Australia stepping up in global trade
Australia’s farmers are ready to fill any trade vacuum left by the United States, especially in the lucrative southeast Asia market, a group of Iowa farmers learned this month on the Iowa Farm Bureau Market Study Tour to Australia.
With a limited domestic market and very little government support, Australian farmers are heavily dependent on trade. Around 75 percent of the country’s agriculture production is shipped overseas, much of it to China, India, Japan and other Pacific Rim countries.
“Export markets have really opened up for Australia agriculture in the last 25 years,” said Khan Horne, general manager for National Australia Bank (NAB) Agribusiness, the country’s biggest ag lender.
While U.S. President Donald Trump’s policies are roiling trade partners, Australia is pressing forward to open markets for its agriculture commodities.
It signed a trade agreement with China in 2015 and was part of the new Trans-Pacific Partnership (TPP-11) signed earlier this year.
“China has been very good for us, and Trump’s good for us,” said Stefan Meyer, cash markets manager for FC Stone Australia.
Australia enjoys an ag trade surplus with China, sending nearly 30 percent of its exports there in 2017. Emerging markets like Vietnam and Indonesia hold massive potential for expanded trade, NAB’s Horne added.
GrainCorp, the largest grain storage and transport company in eastern Australia, is also expanding its export business to Canada, Europe and the United States, said Jason Hare, who manages the company’s operations at the Port of Brisbane.
“We are starting to spread our wings a little bit,” he said.
Japan is the key market for the Kerwee Feedlot, a 20,000-head capacity feedlot in southeast Queensland. The company feeds Angus and Wagyu for shipment to high-end hotel and restaurant customers under its own label called Stockyard Beef. It places value on consistent, high-quality feed ingredients, rather than chasing low prices.
☆ ☆ ☆
**Actions to take:**
- A) Answer these questions from the article on Australian agricultural trade, one line each, marked (i), (ii), (iii):
(i) About what share of Australia's agriculture production is shipped overseas?
(ii) In what year did Australia sign a trade agreement with China?
(iii) What is the head capacity of the Kerwee Feedlot?
- B) Rewrite the article on Australian agricultural trade, covering everything from "Australia enjoys an" down to "chasing low prices.", and substitute "Wagyu and Angus" for "Angus and Wagyu".
- C) Please continue the article on Australian agricultural trade from the point where it stops.
☆ ☆ ☆
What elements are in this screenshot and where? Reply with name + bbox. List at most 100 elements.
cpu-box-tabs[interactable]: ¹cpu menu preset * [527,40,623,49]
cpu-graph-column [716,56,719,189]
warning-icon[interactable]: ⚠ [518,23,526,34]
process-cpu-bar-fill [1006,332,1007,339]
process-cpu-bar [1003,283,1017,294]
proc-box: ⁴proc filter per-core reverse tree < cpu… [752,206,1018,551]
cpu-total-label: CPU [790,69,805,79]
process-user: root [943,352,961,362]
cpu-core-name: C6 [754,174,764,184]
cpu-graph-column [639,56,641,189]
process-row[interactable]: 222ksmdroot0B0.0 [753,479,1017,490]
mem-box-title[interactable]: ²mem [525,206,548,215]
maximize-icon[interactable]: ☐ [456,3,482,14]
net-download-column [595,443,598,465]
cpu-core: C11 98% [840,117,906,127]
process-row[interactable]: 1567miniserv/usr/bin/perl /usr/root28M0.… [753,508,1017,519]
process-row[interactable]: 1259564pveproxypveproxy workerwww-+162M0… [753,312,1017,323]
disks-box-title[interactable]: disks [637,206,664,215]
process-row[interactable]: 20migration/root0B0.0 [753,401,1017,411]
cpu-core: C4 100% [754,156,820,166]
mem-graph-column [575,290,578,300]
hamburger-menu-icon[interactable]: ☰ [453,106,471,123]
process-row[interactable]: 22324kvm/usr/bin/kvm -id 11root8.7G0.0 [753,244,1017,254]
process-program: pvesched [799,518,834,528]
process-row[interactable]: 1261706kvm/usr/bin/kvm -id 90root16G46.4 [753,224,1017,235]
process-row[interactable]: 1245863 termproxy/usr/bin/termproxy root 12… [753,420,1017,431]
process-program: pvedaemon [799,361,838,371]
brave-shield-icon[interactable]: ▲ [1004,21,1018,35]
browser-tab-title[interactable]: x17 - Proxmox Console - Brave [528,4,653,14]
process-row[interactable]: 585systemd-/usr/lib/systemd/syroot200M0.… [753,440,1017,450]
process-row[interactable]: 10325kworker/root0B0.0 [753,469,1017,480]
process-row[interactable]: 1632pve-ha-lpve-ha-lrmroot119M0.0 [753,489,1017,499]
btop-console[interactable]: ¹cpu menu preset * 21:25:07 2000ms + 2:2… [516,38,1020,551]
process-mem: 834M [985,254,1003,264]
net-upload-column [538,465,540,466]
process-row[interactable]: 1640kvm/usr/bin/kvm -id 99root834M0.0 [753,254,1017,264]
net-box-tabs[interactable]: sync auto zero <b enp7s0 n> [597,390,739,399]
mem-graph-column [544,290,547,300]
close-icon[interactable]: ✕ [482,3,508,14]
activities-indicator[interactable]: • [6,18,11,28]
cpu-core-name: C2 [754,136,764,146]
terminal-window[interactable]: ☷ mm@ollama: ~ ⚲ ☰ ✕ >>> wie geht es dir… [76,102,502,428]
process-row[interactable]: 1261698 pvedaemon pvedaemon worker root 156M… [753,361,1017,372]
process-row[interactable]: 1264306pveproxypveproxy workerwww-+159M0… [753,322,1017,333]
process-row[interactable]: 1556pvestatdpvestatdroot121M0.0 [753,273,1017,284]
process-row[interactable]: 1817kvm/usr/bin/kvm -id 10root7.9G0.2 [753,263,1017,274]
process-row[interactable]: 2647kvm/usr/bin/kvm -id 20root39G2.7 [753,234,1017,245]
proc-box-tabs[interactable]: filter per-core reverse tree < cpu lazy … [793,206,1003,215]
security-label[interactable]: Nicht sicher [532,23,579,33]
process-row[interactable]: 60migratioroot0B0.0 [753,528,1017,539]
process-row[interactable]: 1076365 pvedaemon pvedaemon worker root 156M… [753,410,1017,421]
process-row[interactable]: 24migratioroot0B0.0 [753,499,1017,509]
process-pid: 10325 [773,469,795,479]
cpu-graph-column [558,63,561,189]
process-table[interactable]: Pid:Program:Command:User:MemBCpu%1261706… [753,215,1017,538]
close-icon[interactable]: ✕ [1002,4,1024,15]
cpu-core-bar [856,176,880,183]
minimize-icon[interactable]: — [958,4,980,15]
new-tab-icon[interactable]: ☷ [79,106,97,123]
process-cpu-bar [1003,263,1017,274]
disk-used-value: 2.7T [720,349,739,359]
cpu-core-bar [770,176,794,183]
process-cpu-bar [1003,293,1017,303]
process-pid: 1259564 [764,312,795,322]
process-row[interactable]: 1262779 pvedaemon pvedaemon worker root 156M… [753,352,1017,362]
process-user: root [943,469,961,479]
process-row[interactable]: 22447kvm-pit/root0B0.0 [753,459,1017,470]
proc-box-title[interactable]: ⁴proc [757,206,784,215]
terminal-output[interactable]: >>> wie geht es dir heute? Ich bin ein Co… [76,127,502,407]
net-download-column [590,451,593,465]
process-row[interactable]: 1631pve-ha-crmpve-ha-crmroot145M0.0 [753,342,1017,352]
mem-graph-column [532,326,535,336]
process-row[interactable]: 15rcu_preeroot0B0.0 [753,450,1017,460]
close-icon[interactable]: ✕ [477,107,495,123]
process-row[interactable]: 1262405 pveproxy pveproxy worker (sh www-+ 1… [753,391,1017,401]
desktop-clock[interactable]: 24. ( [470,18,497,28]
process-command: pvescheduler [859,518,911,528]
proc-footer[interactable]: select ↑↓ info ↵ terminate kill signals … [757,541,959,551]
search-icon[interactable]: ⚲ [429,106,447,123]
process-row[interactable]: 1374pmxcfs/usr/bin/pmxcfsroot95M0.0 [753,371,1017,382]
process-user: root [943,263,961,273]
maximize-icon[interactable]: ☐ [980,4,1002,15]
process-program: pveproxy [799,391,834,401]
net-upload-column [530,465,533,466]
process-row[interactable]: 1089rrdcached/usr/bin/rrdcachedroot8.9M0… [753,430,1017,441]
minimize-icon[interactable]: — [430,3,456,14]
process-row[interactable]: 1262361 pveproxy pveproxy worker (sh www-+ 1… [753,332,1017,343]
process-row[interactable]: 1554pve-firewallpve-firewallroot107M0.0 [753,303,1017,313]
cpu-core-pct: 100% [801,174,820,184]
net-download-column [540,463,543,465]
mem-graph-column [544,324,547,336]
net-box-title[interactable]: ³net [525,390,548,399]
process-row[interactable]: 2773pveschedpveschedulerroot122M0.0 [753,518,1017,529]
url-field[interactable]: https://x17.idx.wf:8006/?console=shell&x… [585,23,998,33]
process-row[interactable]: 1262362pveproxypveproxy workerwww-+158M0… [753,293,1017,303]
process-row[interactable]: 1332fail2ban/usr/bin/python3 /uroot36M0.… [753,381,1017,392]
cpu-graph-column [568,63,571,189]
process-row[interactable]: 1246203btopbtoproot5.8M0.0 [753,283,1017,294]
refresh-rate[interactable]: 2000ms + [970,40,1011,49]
☆ ☆ ☆
**Answers provided:**
- A)
(i) Around 75 percent
(ii) 2015
(iii) 20,000 head

- B)
Australia enjoys an ag trade surplus with China, sending nearly 30 percent of its exports there in 2017. Emerging markets like Vietnam and Indonesia hold massive potential for expanded trade, NAB’s Horne added.
GrainCorp, the largest grain storage and transport company in eastern Australia, is also expanding its export business to Canada, Europe and the United States, said Jason Hare, who manages the company’s operations at the Port of Brisbane.
“We are starting to spread our wings a little bit,” he said.
Japan is the key market for the Kerwee Feedlot, a 20,000-head capacity feedlot in southeast Queensland. The company feeds Wagyu and Angus for shipment to high-end hotel and restaurant customers under its own label called Stockyard Beef. It places value on consistent, high-quality feed ingredients, rather than chasing low prices.

- C)
“The beef feedlot was top-notch, and they’re marketing into premium markets,” said Dave Miller, Iowa Farm Bureau director of research and commodity services. “It was clear that the quality of their beef and customer relationships was their No. 1 priority.”
Beef is the top commodity shipped in containers at the Port of Brisbane, which handles $50 billion worth of trade annually, said port trade development executive Jamie Wardle.
However, like the United States, Australia is also subject to the whims of its trading partners. China has a reputation for rejecting shipments if it can find a better price elsewhere, said GrainCorp’s Hare.
“The Chinese are very good at changing the rules and regulations to bring the price down,” he said.
“Their demand for protein is rising. They’ve become our main market, but it’s not without challenges,” added Scott Kompo-Harms, trade and economics general manager for the National Farmers Federation in Australia.
Also, India raised the tariff on imports of chickpeas — one of Australia’s major crops — from 40 percent to 60 percent overnight earlier this month, the third tariff hike since December.
“They had a very good harvest, and they want to protect their own producers, but it’s not doing trading relationships any good,” said Kompo-Harms. “It’s completely damaged confidence in that market. That makes it very difficult to build any supply chains and relationships.”